* **Short task**: Retype the whole listing verbatim and keep the pictures out of it.

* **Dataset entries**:

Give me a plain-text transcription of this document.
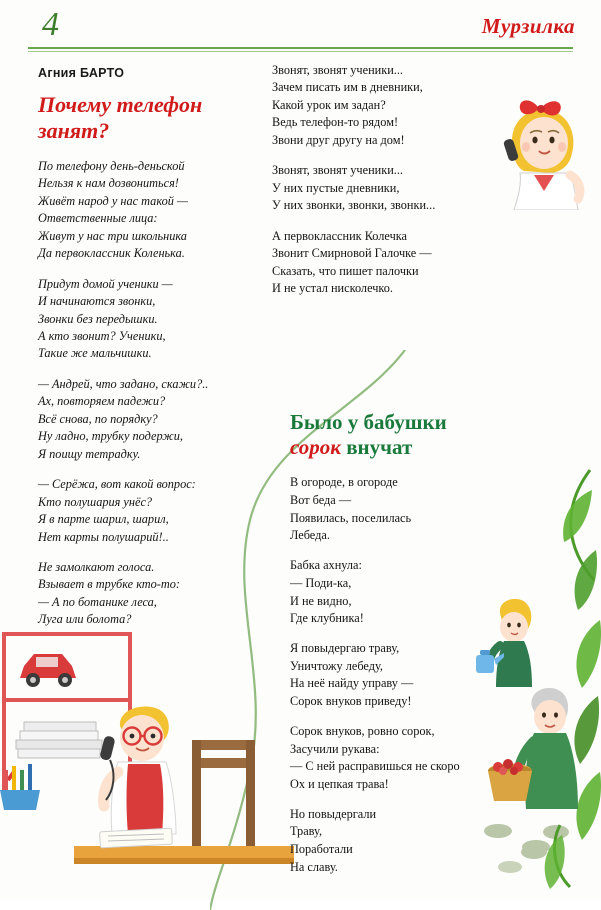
4	Мурзилка
Агния БАРТО
Почему телефон занят?
По телефону день-деньской
Нельзя к нам дозвониться!
Живёт народ у нас такой —
Ответственные лица:
Живут у нас три школьника
Да первоклассник Коленька.
Придут домой ученики —
И начинаются звонки,
Звонки без передышки.
А кто звонит? Ученики,
Такие же мальчишки.
— Андрей, что задано, скажи?..
Ах, повторяем падежи?
Всё снова, по порядку?
Ну ладно, трубку подержи,
Я поищу тетрадку.
— Серёжа, вот какой вопрос:
Кто полушария унёс?
Я в парте шарил, шарил,
Нет карты полушарий!..
Не замолкают голоса.
Взывает в трубке кто-то:
— А по ботанике леса,
Луга или болота?
Звонят, звонят ученики...
Зачем писать им в дневники,
Какой урок им задан?
Ведь телефон-то рядом!
Звони друг другу на дом!
Звонят, звонят ученики...
У них пустые дневники,
У них звонки, звонки, звонки...
А первоклассник Колечка
Звонит Смирновой Галочке —
Сказать, что пишет палочки
И не устал нисколечко.
Было у бабушки
сорок внучат
В огороде, в огороде
Вот беда —
Появилась, поселилась
Лебеда.
Бабка ахнула:
— Поди-ка,
И не видно,
Где клубника!
Я повыдергаю траву,
Уничтожу лебеду,
На неё найду управу —
Сорок внуков приведу!
Сорок внуков, ровно сорок,
Засучили рукава:
— С ней расправишься не скоро
Ох и цепкая трава!
Но повыдергали
Траву,
Поработали
На славу.
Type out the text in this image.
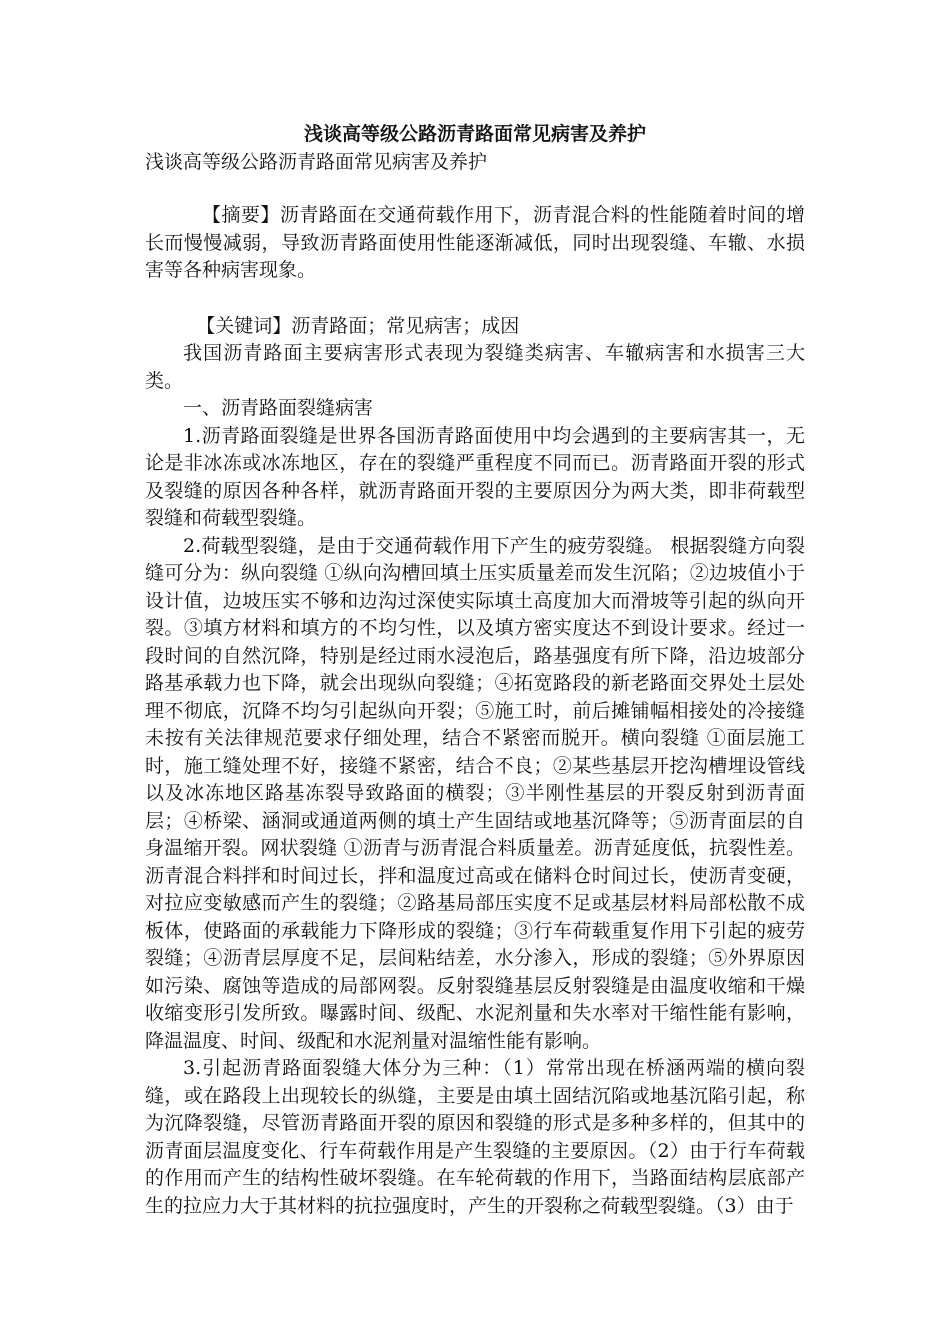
浅谈高等级公路沥青路面常见病害及养护

浅谈高等级公路沥青路面常见病害及养护

【摘要】沥青路面在交通荷载作用下，沥青混合料的性能随着时间的增长而慢慢减弱，导致沥青路面使用性能逐渐减低，同时出现裂缝、车辙、水损害等各种病害现象。

【关键词】沥青路面；常见病害；成因

我国沥青路面主要病害形式表现为裂缝类病害、车辙病害和水损害三大类。

一、沥青路面裂缝病害

1.沥青路面裂缝是世界各国沥青路面使用中均会遇到的主要病害其一，无论是非冰冻或冰冻地区，存在的裂缝严重程度不同而已。沥青路面开裂的形式及裂缝的原因各种各样，就沥青路面开裂的主要原因分为两大类，即非荷载型裂缝和荷载型裂缝。

2.荷载型裂缝，是由于交通荷载作用下产生的疲劳裂缝。 根据裂缝方向裂缝可分为：纵向裂缝 ①纵向沟槽回填土压实质量差而发生沉陷；②边坡值小于设计值，边坡压实不够和边沟过深使实际填土高度加大而滑坡等引起的纵向开裂。③填方材料和填方的不均匀性，以及填方密实度达不到设计要求。经过一段时间的自然沉降，特别是经过雨水浸泡后，路基强度有所下降，沿边坡部分路基承载力也下降，就会出现纵向裂缝；④拓宽路段的新老路面交界处土层处理不彻底，沉降不均匀引起纵向开裂；⑤施工时，前后摊铺幅相接处的冷接缝未按有关法律规范要求仔细处理，结合不紧密而脱开。横向裂缝 ①面层施工时，施工缝处理不好，接缝不紧密，结合不良；②某些基层开挖沟槽埋设管线以及冰冻地区路基冻裂导致路面的横裂；③半刚性基层的开裂反射到沥青面层；④桥梁、涵洞或通道两侧的填土产生固结或地基沉降等；⑤沥青面层的自身温缩开裂。网状裂缝 ①沥青与沥青混合料质量差。沥青延度低，抗裂性差。沥青混合料拌和时间过长，拌和温度过高或在储料仓时间过长，使沥青变硬，对拉应变敏感而产生的裂缝；②路基局部压实度不足或基层材料局部松散不成板体，使路面的承载能力下降形成的裂缝；③行车荷载重复作用下引起的疲劳裂缝；④沥青层厚度不足，层间粘结差，水分渗入，形成的裂缝；⑤外界原因如污染、腐蚀等造成的局部网裂。反射裂缝基层反射裂缝是由温度收缩和干燥收缩变形引发所致。曝露时间、级配、水泥剂量和失水率对干缩性能有影响，降温温度、时间、级配和水泥剂量对温缩性能有影响。

3.引起沥青路面裂缝大体分为三种：（1）常常出现在桥涵两端的横向裂缝，或在路段上出现较长的纵缝，主要是由填土固结沉陷或地基沉陷引起，称为沉降裂缝，尽管沥青路面开裂的原因和裂缝的形式是多种多样的，但其中的沥青面层温度变化、行车荷载作用是产生裂缝的主要原因。（2）由于行车荷载的作用而产生的结构性破坏裂缝。在车轮荷载的作用下，当路面结构层底部产生的拉应力大于其材料的抗拉强度时，产生的开裂称之荷载型裂缝。（3）由于
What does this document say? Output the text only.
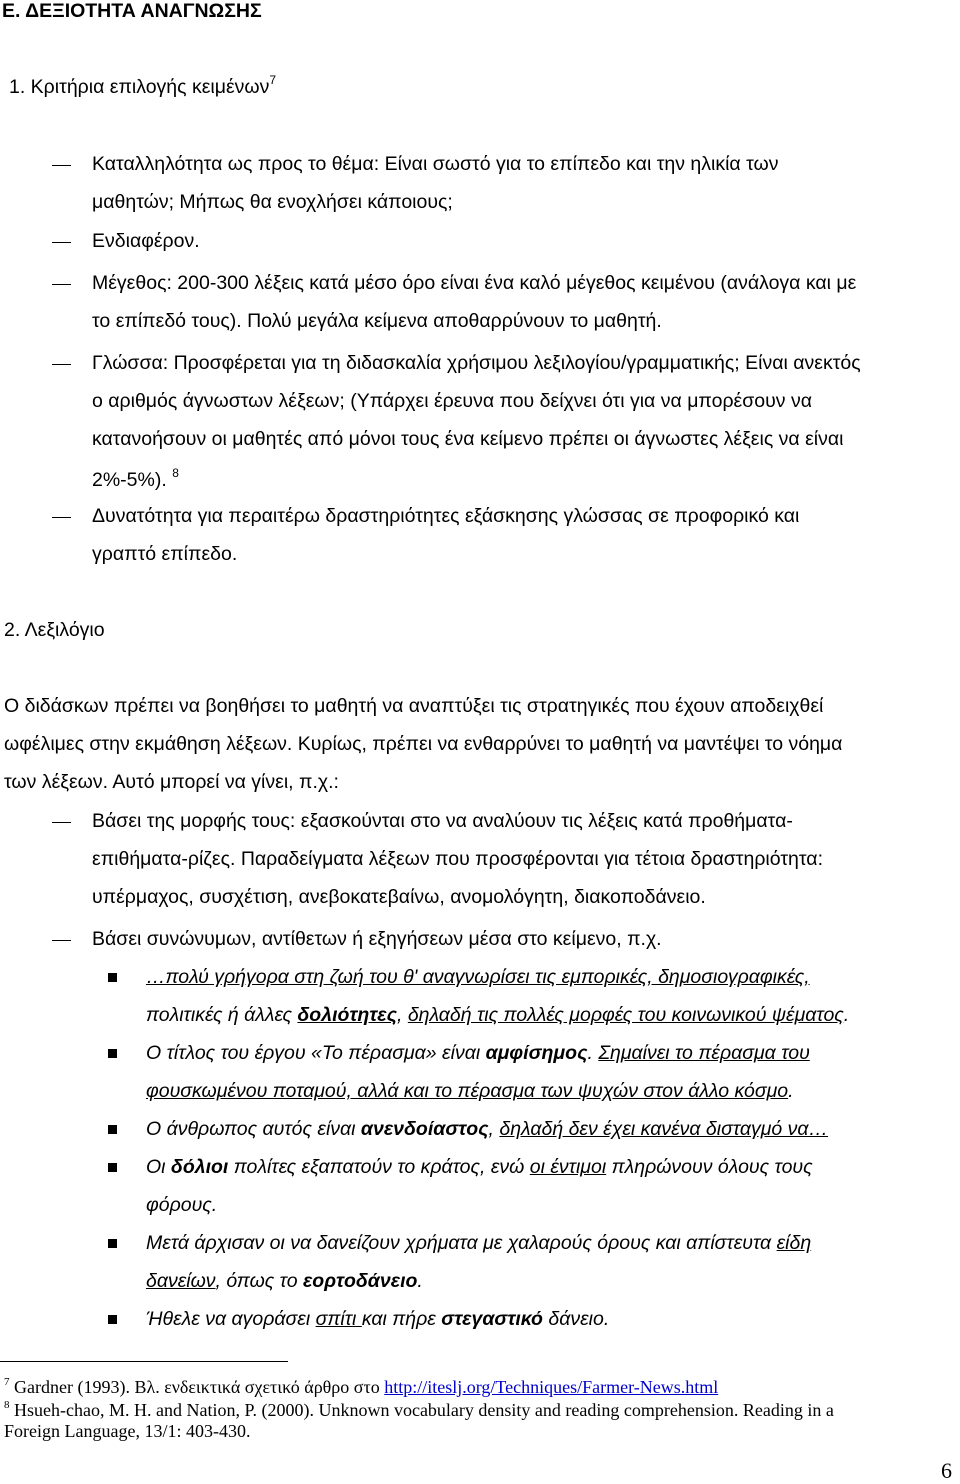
Ε. ΔΕΞΙΟΤΗΤΑ ΑΝΑΓΝΩΣΗΣ
1. Κριτήρια επιλογής κειμένων$^7$
Καταλληλότητα ως προς το θέμα: Είναι σωστό για το επίπεδο και την ηλικία των
μαθητών; Μήπως θα ενοχλήσει κάποιους;
Ενδιαφέρον.
Μέγεθος: 200-300 λέξεις κατά μέσο όρο είναι ένα καλό μέγεθος κειμένου (ανάλογα και με
το επίπεδό τους). Πολύ μεγάλα κείμενα αποθαρρύνουν το μαθητή.
Γλώσσα: Προσφέρεται για τη διδασκαλία χρήσιμου λεξιλογίου/γραμματικής; Είναι ανεκτός
ο αριθμός άγνωστων λέξεων; (Υπάρχει έρευνα που δείχνει ότι για να μπορέσουν να
κατανοήσουν οι μαθητές από μόνοι τους ένα κείμενο πρέπει οι άγνωστες λέξεις να είναι
2%-5%). $^8$
Δυνατότητα για περαιτέρω δραστηριότητες εξάσκησης γλώσσας σε προφορικό και
γραπτό επίπεδο.
2. Λεξιλόγιο
Ο διδάσκων πρέπει να βοηθήσει το μαθητή να αναπτύξει τις στρατηγικές που έχουν αποδειχθεί
ωφέλιμες στην εκμάθηση λέξεων. Κυρίως, πρέπει να ενθαρρύνει το μαθητή να μαντέψει το νόημα
των λέξεων. Αυτό μπορεί να γίνει, π.χ.:
Βάσει της μορφής τους: εξασκούνται στο να αναλύουν τις λέξεις κατά προθήματα-
επιθήματα-ρίζες. Παραδείγματα λέξεων που προσφέρονται για τέτοια δραστηριότητα:
υπέρμαχος, συσχέτιση, ανεβοκατεβαίνω, ανομολόγητη, διακοποδάνειο.
Βάσει συνώνυμων, αντίθετων ή εξηγήσεων μέσα στο κείμενο, π.χ.
…πολύ γρήγορα στη ζωή του θ' αναγνωρίσει τις εμπορικές, δημοσιογραφικές,
πολιτικές ή άλλες δολιότητες, δηλαδή τις πολλές μορφές του κοινωνικού ψέματος.
Ο τίτλος του έργου «Το πέρασμα» είναι αμφίσημος. Σημαίνει το πέρασμα του
φουσκωμένου ποταμού, αλλά και το πέρασμα των ψυχών στον άλλο κόσμο.
Ο άνθρωπος αυτός είναι ανενδοίαστος, δηλαδή δεν έχει κανένα δισταγμό να…
Οι δόλιοι πολίτες εξαπατούν το κράτος, ενώ οι έντιμοι πληρώνουν όλους τους
φόρους.
Μετά άρχισαν οι να δανείζουν χρήματα με χαλαρούς όρους και απίστευτα είδη
δανείων, όπως το εορτοδάνειο.
Ήθελε να αγοράσει σπίτι και πήρε στεγαστικό δάνειο.
$^7$ Gardner (1993). Βλ. ενδεικτικά σχετικό άρθρο στο http://iteslj.org/Techniques/Farmer-News.html
$^8$ Hsueh-chao, M. H. and Nation, P. (2000). Unknown vocabulary density and reading comprehension. Reading in a
Foreign Language, 13/1: 403-430.
6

* **Result for this exercise**:
Give me a plain-text transcription of this document.
4	Мурзилка
Агния БАРТО
Почему телефон занят?
По телефону день-деньской
Нельзя к нам дозвониться!
Живёт народ у нас такой —
Ответственные лица:
Живут у нас три школьника
Да первоклассник Коленька.
Придут домой ученики —
И начинаются звонки,
Звонки без передышки.
А кто звонит? Ученики,
Такие же мальчишки.
— Андрей, что задано, скажи?..
Ах, повторяем падежи?
Всё снова, по порядку?
Ну ладно, трубку подержи,
Я поищу тетрадку.
— Серёжа, вот какой вопрос:
Кто полушария унёс?
Я в парте шарил, шарил,
Нет карты полушарий!..
Не замолкают голоса.
Взывает в трубке кто-то:
— А по ботанике леса,
Луга или болота?
Звонят, звонят ученики...
Зачем писать им в дневники,
Какой урок им задан?
Ведь телефон-то рядом!
Звони друг другу на дом!
Звонят, звонят ученики...
У них пустые дневники,
У них звонки, звонки, звонки...
А первоклассник Колечка
Звонит Смирновой Галочке —
Сказать, что пишет палочки
И не устал нисколечко.
Было у бабушки
сорок внучат
В огороде, в огороде
Вот беда —
Появилась, поселилась
Лебеда.
Бабка ахнула:
— Поди-ка,
И не видно,
Где клубника!
Я повыдергаю траву,
Уничтожу лебеду,
На неё найду управу —
Сорок внуков приведу!
Сорок внуков, ровно сорок,
Засучили рукава:
— С ней расправишься не скоро
Ох и цепкая трава!
Но повыдергали
Траву,
Поработали
На славу.
Type out the text in this image.
浅谈高等级公路沥青路面常见病害及养护

浅谈高等级公路沥青路面常见病害及养护

【摘要】沥青路面在交通荷载作用下，沥青混合料的性能随着时间的增长而慢慢减弱，导致沥青路面使用性能逐渐减低，同时出现裂缝、车辙、水损害等各种病害现象。

【关键词】沥青路面；常见病害；成因

我国沥青路面主要病害形式表现为裂缝类病害、车辙病害和水损害三大类。

一、沥青路面裂缝病害

1.沥青路面裂缝是世界各国沥青路面使用中均会遇到的主要病害其一，无论是非冰冻或冰冻地区，存在的裂缝严重程度不同而已。沥青路面开裂的形式及裂缝的原因各种各样，就沥青路面开裂的主要原因分为两大类，即非荷载型裂缝和荷载型裂缝。

2.荷载型裂缝，是由于交通荷载作用下产生的疲劳裂缝。 根据裂缝方向裂缝可分为：纵向裂缝 ①纵向沟槽回填土压实质量差而发生沉陷；②边坡值小于设计值，边坡压实不够和边沟过深使实际填土高度加大而滑坡等引起的纵向开裂。③填方材料和填方的不均匀性，以及填方密实度达不到设计要求。经过一段时间的自然沉降，特别是经过雨水浸泡后，路基强度有所下降，沿边坡部分路基承载力也下降，就会出现纵向裂缝；④拓宽路段的新老路面交界处土层处理不彻底，沉降不均匀引起纵向开裂；⑤施工时，前后摊铺幅相接处的冷接缝未按有关法律规范要求仔细处理，结合不紧密而脱开。横向裂缝 ①面层施工时，施工缝处理不好，接缝不紧密，结合不良；②某些基层开挖沟槽埋设管线以及冰冻地区路基冻裂导致路面的横裂；③半刚性基层的开裂反射到沥青面层；④桥梁、涵洞或通道两侧的填土产生固结或地基沉降等；⑤沥青面层的自身温缩开裂。网状裂缝 ①沥青与沥青混合料质量差。沥青延度低，抗裂性差。沥青混合料拌和时间过长，拌和温度过高或在储料仓时间过长，使沥青变硬，对拉应变敏感而产生的裂缝；②路基局部压实度不足或基层材料局部松散不成板体，使路面的承载能力下降形成的裂缝；③行车荷载重复作用下引起的疲劳裂缝；④沥青层厚度不足，层间粘结差，水分渗入，形成的裂缝；⑤外界原因如污染、腐蚀等造成的局部网裂。反射裂缝基层反射裂缝是由温度收缩和干燥收缩变形引发所致。曝露时间、级配、水泥剂量和失水率对干缩性能有影响，降温温度、时间、级配和水泥剂量对温缩性能有影响。

3.引起沥青路面裂缝大体分为三种：（1）常常出现在桥涵两端的横向裂缝，或在路段上出现较长的纵缝，主要是由填土固结沉陷或地基沉陷引起，称为沉降裂缝，尽管沥青路面开裂的原因和裂缝的形式是多种多样的，但其中的沥青面层温度变化、行车荷载作用是产生裂缝的主要原因。（2）由于行车荷载的作用而产生的结构性破坏裂缝。在车轮荷载的作用下，当路面结构层底部产生的拉应力大于其材料的抗拉强度时，产生的开裂称之荷载型裂缝。（3）由于
What does this document say? Output the text only.
Ε. ΔΕΞΙΟΤΗΤΑ ΑΝΑΓΝΩΣΗΣ
1. Κριτήρια επιλογής κειμένων$^7$
Καταλληλότητα ως προς το θέμα: Είναι σωστό για το επίπεδο και την ηλικία των
μαθητών; Μήπως θα ενοχλήσει κάποιους;
Ενδιαφέρον.
Μέγεθος: 200-300 λέξεις κατά μέσο όρο είναι ένα καλό μέγεθος κειμένου (ανάλογα και με
το επίπεδό τους). Πολύ μεγάλα κείμενα αποθαρρύνουν το μαθητή.
Γλώσσα: Προσφέρεται για τη διδασκαλία χρήσιμου λεξιλογίου/γραμματικής; Είναι ανεκτός
ο αριθμός άγνωστων λέξεων; (Υπάρχει έρευνα που δείχνει ότι για να μπορέσουν να
κατανοήσουν οι μαθητές από μόνοι τους ένα κείμενο πρέπει οι άγνωστες λέξεις να είναι
2%-5%). $^8$
Δυνατότητα για περαιτέρω δραστηριότητες εξάσκησης γλώσσας σε προφορικό και
γραπτό επίπεδο.
2. Λεξιλόγιο
Ο διδάσκων πρέπει να βοηθήσει το μαθητή να αναπτύξει τις στρατηγικές που έχουν αποδειχθεί
ωφέλιμες στην εκμάθηση λέξεων. Κυρίως, πρέπει να ενθαρρύνει το μαθητή να μαντέψει το νόημα
των λέξεων. Αυτό μπορεί να γίνει, π.χ.:
Βάσει της μορφής τους: εξασκούνται στο να αναλύουν τις λέξεις κατά προθήματα-
επιθήματα-ρίζες. Παραδείγματα λέξεων που προσφέρονται για τέτοια δραστηριότητα:
υπέρμαχος, συσχέτιση, ανεβοκατεβαίνω, ανομολόγητη, διακοποδάνειο.
Βάσει συνώνυμων, αντίθετων ή εξηγήσεων μέσα στο κείμενο, π.χ.
…πολύ γρήγορα στη ζωή του θ' αναγνωρίσει τις εμπορικές, δημοσιογραφικές,
πολιτικές ή άλλες δολιότητες, δηλαδή τις πολλές μορφές του κοινωνικού ψέματος.
Ο τίτλος του έργου «Το πέρασμα» είναι αμφίσημος. Σημαίνει το πέρασμα του
φουσκωμένου ποταμού, αλλά και το πέρασμα των ψυχών στον άλλο κόσμο.
Ο άνθρωπος αυτός είναι ανενδοίαστος, δηλαδή δεν έχει κανένα δισταγμό να…
Οι δόλιοι πολίτες εξαπατούν το κράτος, ενώ οι έντιμοι πληρώνουν όλους τους
φόρους.
Μετά άρχισαν οι να δανείζουν χρήματα με χαλαρούς όρους και απίστευτα είδη
δανείων, όπως το εορτοδάνειο.
Ήθελε να αγοράσει σπίτι και πήρε στεγαστικό δάνειο.
$^7$ Gardner (1993). Βλ. ενδεικτικά σχετικό άρθρο στο http://iteslj.org/Techniques/Farmer-News.html
$^8$ Hsueh-chao, M. H. and Nation, P. (2000). Unknown vocabulary density and reading comprehension. Reading in a
Foreign Language, 13/1: 403-430.
6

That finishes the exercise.